_INSTRUCTIONS TO FOLLOW:_
Nothing in the data should change when you return it, but leave the pictures out.

_DATASET ENTRIES:_
^^^^^^^^^^^^^^^^

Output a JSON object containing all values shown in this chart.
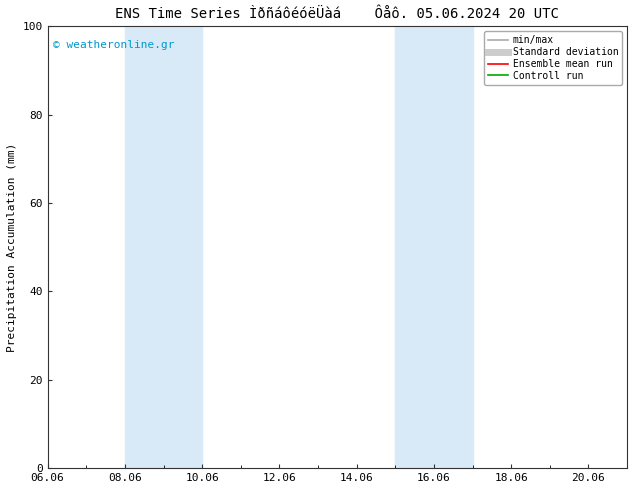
{
  "title_left": "ENS Time Series ÌðñáôéóëÜàá",
  "title_right": "Ôåô. 05.06.2024 20 UTC",
  "ylabel": "Precipitation Accumulation (mm)",
  "ylim": [
    0,
    100
  ],
  "yticks": [
    0,
    20,
    40,
    60,
    80,
    100
  ],
  "xlim": [
    0,
    15
  ],
  "xtick_labels": [
    "06.06",
    "08.06",
    "10.06",
    "12.06",
    "14.06",
    "16.06",
    "18.06",
    "20.06"
  ],
  "xtick_positions": [
    0,
    2,
    4,
    6,
    8,
    10,
    12,
    14
  ],
  "shade_regions": [
    {
      "start": 2,
      "end": 4,
      "color": "#d8eaf8"
    },
    {
      "start": 9,
      "end": 11,
      "color": "#d8eaf8"
    }
  ],
  "watermark": "© weatheronline.gr",
  "watermark_color": "#0099cc",
  "legend_items": [
    {
      "label": "min/max",
      "color": "#aaaaaa",
      "lw": 1.2,
      "type": "line"
    },
    {
      "label": "Standard deviation",
      "color": "#cccccc",
      "lw": 5,
      "type": "line"
    },
    {
      "label": "Ensemble mean run",
      "color": "#ff0000",
      "lw": 1.2,
      "type": "line"
    },
    {
      "label": "Controll run",
      "color": "#00aa00",
      "lw": 1.2,
      "type": "line"
    }
  ],
  "bg_color": "#ffffff",
  "plot_bg_color": "#ffffff",
  "title_fontsize": 10,
  "ylabel_fontsize": 8,
  "tick_fontsize": 8,
  "watermark_fontsize": 8,
  "legend_fontsize": 7
}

^^^^^^^^^^^^^^^^

_RESULT FOR THIS EXERCISE:_
Output a JSON object containing all values shown in this chart.
{
  "title_left": "ENS Time Series ÌðñáôéóëÜàá",
  "title_right": "Ôåô. 05.06.2024 20 UTC",
  "ylabel": "Precipitation Accumulation (mm)",
  "ylim": [
    0,
    100
  ],
  "yticks": [
    0,
    20,
    40,
    60,
    80,
    100
  ],
  "xlim": [
    0,
    15
  ],
  "xtick_labels": [
    "06.06",
    "08.06",
    "10.06",
    "12.06",
    "14.06",
    "16.06",
    "18.06",
    "20.06"
  ],
  "xtick_positions": [
    0,
    2,
    4,
    6,
    8,
    10,
    12,
    14
  ],
  "shade_regions": [
    {
      "start": 2,
      "end": 4,
      "color": "#d8eaf8"
    },
    {
      "start": 9,
      "end": 11,
      "color": "#d8eaf8"
    }
  ],
  "watermark": "© weatheronline.gr",
  "watermark_color": "#0099cc",
  "legend_items": [
    {
      "label": "min/max",
      "color": "#aaaaaa",
      "lw": 1.2,
      "type": "line"
    },
    {
      "label": "Standard deviation",
      "color": "#cccccc",
      "lw": 5,
      "type": "line"
    },
    {
      "label": "Ensemble mean run",
      "color": "#ff0000",
      "lw": 1.2,
      "type": "line"
    },
    {
      "label": "Controll run",
      "color": "#00aa00",
      "lw": 1.2,
      "type": "line"
    }
  ],
  "bg_color": "#ffffff",
  "plot_bg_color": "#ffffff",
  "title_fontsize": 10,
  "ylabel_fontsize": 8,
  "tick_fontsize": 8,
  "watermark_fontsize": 8,
  "legend_fontsize": 7
}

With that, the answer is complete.